[BEGIN EXCERPTED DATA]

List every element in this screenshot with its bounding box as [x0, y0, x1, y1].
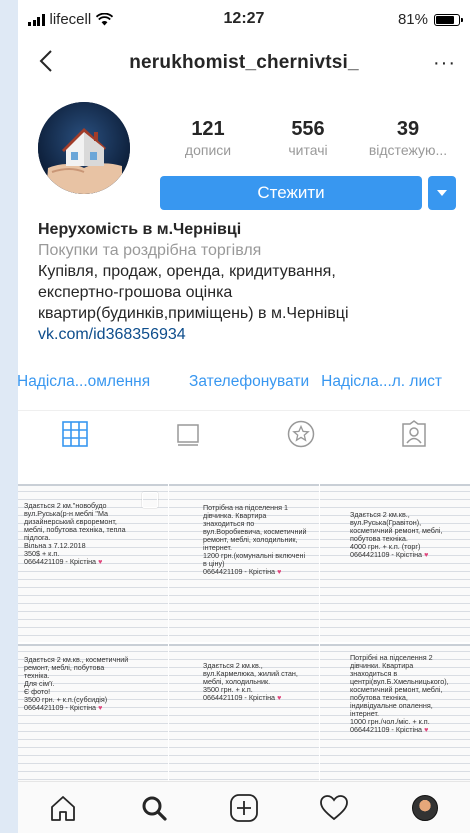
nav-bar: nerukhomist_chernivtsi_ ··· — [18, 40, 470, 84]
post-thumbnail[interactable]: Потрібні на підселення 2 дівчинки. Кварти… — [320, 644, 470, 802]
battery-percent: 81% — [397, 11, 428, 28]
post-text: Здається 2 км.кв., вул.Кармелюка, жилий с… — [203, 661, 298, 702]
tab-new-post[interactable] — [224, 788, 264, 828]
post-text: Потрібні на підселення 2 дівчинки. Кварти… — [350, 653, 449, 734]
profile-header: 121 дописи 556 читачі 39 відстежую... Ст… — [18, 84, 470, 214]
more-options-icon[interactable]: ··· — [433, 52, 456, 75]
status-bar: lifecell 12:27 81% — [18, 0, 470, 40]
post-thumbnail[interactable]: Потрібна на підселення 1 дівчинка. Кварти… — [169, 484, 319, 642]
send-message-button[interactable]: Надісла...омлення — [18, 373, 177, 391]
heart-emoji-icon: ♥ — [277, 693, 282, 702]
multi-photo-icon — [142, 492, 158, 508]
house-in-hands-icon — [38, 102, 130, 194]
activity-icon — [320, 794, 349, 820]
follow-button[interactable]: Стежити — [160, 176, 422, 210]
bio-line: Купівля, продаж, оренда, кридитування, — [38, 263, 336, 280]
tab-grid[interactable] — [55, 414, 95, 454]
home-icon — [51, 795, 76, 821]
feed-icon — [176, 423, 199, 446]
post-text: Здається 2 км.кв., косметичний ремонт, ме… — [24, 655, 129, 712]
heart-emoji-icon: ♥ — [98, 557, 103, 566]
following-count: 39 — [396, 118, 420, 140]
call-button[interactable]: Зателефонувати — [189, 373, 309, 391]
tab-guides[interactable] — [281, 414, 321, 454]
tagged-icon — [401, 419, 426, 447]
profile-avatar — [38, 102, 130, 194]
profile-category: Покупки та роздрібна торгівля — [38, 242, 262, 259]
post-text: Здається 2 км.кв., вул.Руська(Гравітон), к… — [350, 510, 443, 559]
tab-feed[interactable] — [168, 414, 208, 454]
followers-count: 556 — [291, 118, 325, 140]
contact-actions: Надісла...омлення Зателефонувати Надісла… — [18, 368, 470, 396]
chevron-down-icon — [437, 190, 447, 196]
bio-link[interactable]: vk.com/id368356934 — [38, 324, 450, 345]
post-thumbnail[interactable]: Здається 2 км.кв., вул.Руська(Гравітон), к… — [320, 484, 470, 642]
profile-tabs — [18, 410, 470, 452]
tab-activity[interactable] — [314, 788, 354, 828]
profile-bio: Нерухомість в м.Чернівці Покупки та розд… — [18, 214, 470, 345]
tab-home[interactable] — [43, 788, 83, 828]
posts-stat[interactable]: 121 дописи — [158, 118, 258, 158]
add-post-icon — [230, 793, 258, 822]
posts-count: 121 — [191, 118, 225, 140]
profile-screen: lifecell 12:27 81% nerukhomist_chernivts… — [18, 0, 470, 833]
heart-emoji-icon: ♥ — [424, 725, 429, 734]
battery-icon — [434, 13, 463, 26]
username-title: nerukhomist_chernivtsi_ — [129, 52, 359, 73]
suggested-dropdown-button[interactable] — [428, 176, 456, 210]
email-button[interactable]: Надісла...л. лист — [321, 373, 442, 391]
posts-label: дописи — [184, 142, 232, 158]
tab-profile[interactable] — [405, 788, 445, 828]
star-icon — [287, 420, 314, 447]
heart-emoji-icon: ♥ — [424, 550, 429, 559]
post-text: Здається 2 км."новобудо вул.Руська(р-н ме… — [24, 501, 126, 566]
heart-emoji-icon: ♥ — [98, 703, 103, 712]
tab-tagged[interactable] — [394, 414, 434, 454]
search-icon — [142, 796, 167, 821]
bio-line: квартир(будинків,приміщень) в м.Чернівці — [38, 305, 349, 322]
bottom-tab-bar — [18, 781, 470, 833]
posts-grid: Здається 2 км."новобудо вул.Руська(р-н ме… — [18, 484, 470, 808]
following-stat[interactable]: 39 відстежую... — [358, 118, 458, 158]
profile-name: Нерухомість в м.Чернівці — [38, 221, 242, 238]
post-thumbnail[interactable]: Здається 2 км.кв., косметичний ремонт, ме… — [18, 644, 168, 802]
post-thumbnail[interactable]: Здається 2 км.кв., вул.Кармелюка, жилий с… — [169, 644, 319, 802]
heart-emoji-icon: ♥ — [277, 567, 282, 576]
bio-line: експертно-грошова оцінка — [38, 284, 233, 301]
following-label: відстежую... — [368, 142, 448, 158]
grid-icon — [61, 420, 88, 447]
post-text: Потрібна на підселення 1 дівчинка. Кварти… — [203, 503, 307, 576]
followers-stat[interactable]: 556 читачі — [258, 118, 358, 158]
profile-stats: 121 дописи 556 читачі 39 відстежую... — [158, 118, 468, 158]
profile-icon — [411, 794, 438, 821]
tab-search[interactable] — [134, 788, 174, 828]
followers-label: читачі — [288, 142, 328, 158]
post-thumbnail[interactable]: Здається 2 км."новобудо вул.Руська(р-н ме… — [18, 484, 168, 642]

[END EXCERPTED DATA]

- [GIVEN PROBLEM]: Can you format the listing above as a numbered list, with no blank lines and without the picture?

- [TASK ANSWER]:
1. List every element in this screenshot with its bounding box as [x0, y0, x1, y1].
2. nav-bar: nerukhomist_chernivtsi_ ··· — [18, 40, 470, 84]
3. post-thumbnail[interactable]: Потрібні на підселення 2 дівчинки. Кварти… — [320, 644, 470, 802]
4. battery-percent: 81% — [397, 11, 428, 28]
5. post-text: Здається 2 км.кв., вул.Кармелюка, жилий с… — [203, 661, 298, 702]
6. tab-new-post[interactable] — [224, 788, 264, 828]
7. post-text: Потрібні на підселення 2 дівчинки. Кварти… — [350, 653, 449, 734]
8. profile-header: 121 дописи 556 читачі 39 відстежую... Ст… — [18, 84, 470, 214]
9. more-options-icon[interactable]: ··· — [433, 52, 456, 75]
10. status-bar: lifecell 12:27 81% — [18, 0, 470, 40]
11. post-thumbnail[interactable]: Потрібна на підселення 1 дівчинка. Кварти… — [169, 484, 319, 642]
12. send-message-button[interactable]: Надісла...омлення — [18, 373, 177, 391]
13. heart-emoji-icon: ♥ — [277, 693, 282, 702]
14. multi-photo-icon — [142, 492, 158, 508]
15. house-in-hands-icon — [38, 102, 130, 194]
16. activity-icon — [320, 794, 349, 820]
17. follow-button[interactable]: Стежити — [160, 176, 422, 210]
18. bio-line: Купівля, продаж, оренда, кридитування, — [38, 263, 336, 280]
19. tab-grid[interactable] — [55, 414, 95, 454]
20. home-icon — [51, 795, 76, 821]
21. feed-icon — [176, 423, 199, 446]
22. post-text: Здається 2 км.кв., косметичний ремонт, ме… — [24, 655, 129, 712]
23. heart-emoji-icon: ♥ — [98, 557, 103, 566]
24. following-count: 39 — [396, 118, 420, 140]
25. call-button[interactable]: Зателефонувати — [189, 373, 309, 391]
26. tab-guides[interactable] — [281, 414, 321, 454]
27. tagged-icon — [401, 419, 426, 447]
28. profile-avatar — [38, 102, 130, 194]
29. profile-category: Покупки та роздрібна торгівля — [38, 242, 262, 259]
30. post-text: Здається 2 км.кв., вул.Руська(Гравітон), к… — [350, 510, 443, 559]
31. tab-feed[interactable] — [168, 414, 208, 454]
32. followers-count: 556 — [291, 118, 325, 140]
33. contact-actions: Надісла...омлення Зателефонувати Надісла… — [18, 368, 470, 396]
34. chevron-down-icon — [437, 190, 447, 196]
35. bio-link[interactable]: vk.com/id368356934 — [38, 324, 450, 345]
36. post-thumbnail[interactable]: Здається 2 км.кв., вул.Руська(Гравітон), к… — [320, 484, 470, 642]
37. profile-tabs — [18, 410, 470, 452]
38. tab-activity[interactable] — [314, 788, 354, 828]
39. profile-bio: Нерухомість в м.Чернівці Покупки та розд… — [18, 214, 470, 345]
40. tab-home[interactable] — [43, 788, 83, 828]
41. posts-stat[interactable]: 121 дописи — [158, 118, 258, 158]
42. add-post-icon — [230, 793, 258, 822]
43. posts-count: 121 — [191, 118, 225, 140]
44. profile-screen: lifecell 12:27 81% nerukhomist_chernivts… — [18, 0, 470, 833]
45. heart-emoji-icon: ♥ — [424, 725, 429, 734]
46. battery-icon — [434, 13, 463, 26]
47. username-title: nerukhomist_chernivtsi_ — [129, 52, 359, 73]
48. suggested-dropdown-button[interactable] — [428, 176, 456, 210]
49. email-button[interactable]: Надісла...л. лист — [321, 373, 442, 391]
50. posts-label: дописи — [184, 142, 232, 158]
51. tab-profile[interactable] — [405, 788, 445, 828]
52. star-icon — [287, 420, 314, 447]
53. heart-emoji-icon: ♥ — [424, 550, 429, 559]
54. post-text: Здається 2 км."новобудо вул.Руська(р-н ме… — [24, 501, 126, 566]
55. heart-emoji-icon: ♥ — [98, 703, 103, 712]
56. tab-tagged[interactable] — [394, 414, 434, 454]
57. search-icon — [142, 796, 167, 821]
58. bio-line: квартир(будинків,приміщень) в м.Чернівці — [38, 305, 349, 322]
59. bottom-tab-bar — [18, 781, 470, 833]
60. posts-grid: Здається 2 км."новобудо вул.Руська(р-н ме… — [18, 484, 470, 808]
61. following-stat[interactable]: 39 відстежую... — [358, 118, 458, 158]
62. profile-name: Нерухомість в м.Чернівці — [38, 221, 242, 238]
63. post-thumbnail[interactable]: Здається 2 км.кв., косметичний ремонт, ме… — [18, 644, 168, 802]
64. post-thumbnail[interactable]: Здається 2 км.кв., вул.Кармелюка, жилий с… — [169, 644, 319, 802]
65. heart-emoji-icon: ♥ — [277, 567, 282, 576]
66. bio-line: експертно-грошова оцінка — [38, 284, 233, 301]
67. following-label: відстежую... — [368, 142, 448, 158]
68. grid-icon — [61, 420, 88, 447]
69. post-text: Потрібна на підселення 1 дівчинка. Кварти… — [203, 503, 307, 576]
70. followers-stat[interactable]: 556 читачі — [258, 118, 358, 158]
71. profile-stats: 121 дописи 556 читачі 39 відстежую... — [158, 118, 468, 158]
72. profile-icon — [411, 794, 438, 821]
73. tab-search[interactable] — [134, 788, 174, 828]
74. followers-label: читачі — [288, 142, 328, 158]
75. post-thumbnail[interactable]: Здається 2 км."новобудо вул.Руська(р-н ме… — [18, 484, 168, 642]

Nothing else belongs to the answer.